Work to do
Show each line from the listing that includes the word "page".

Provided entries

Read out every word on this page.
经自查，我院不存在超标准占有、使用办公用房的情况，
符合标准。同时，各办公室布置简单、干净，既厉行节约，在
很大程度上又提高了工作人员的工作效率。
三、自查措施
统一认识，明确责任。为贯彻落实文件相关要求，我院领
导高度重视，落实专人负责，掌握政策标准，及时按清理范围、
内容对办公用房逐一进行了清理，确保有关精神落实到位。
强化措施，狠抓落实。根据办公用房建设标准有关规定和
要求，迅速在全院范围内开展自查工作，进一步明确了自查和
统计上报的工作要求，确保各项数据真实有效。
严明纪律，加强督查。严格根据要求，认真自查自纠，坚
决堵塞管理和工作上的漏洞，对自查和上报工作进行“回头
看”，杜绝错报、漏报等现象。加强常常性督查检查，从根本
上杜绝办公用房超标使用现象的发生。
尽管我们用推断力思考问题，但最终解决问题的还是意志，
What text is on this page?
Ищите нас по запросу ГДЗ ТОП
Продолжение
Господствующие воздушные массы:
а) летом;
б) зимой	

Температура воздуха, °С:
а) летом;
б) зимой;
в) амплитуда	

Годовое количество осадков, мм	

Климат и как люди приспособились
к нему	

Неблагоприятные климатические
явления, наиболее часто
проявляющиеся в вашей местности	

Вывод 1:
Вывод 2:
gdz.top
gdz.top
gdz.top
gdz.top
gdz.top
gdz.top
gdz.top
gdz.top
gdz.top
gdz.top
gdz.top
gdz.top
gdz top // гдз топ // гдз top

Task response
Read out every word on this page.
What text is on this page?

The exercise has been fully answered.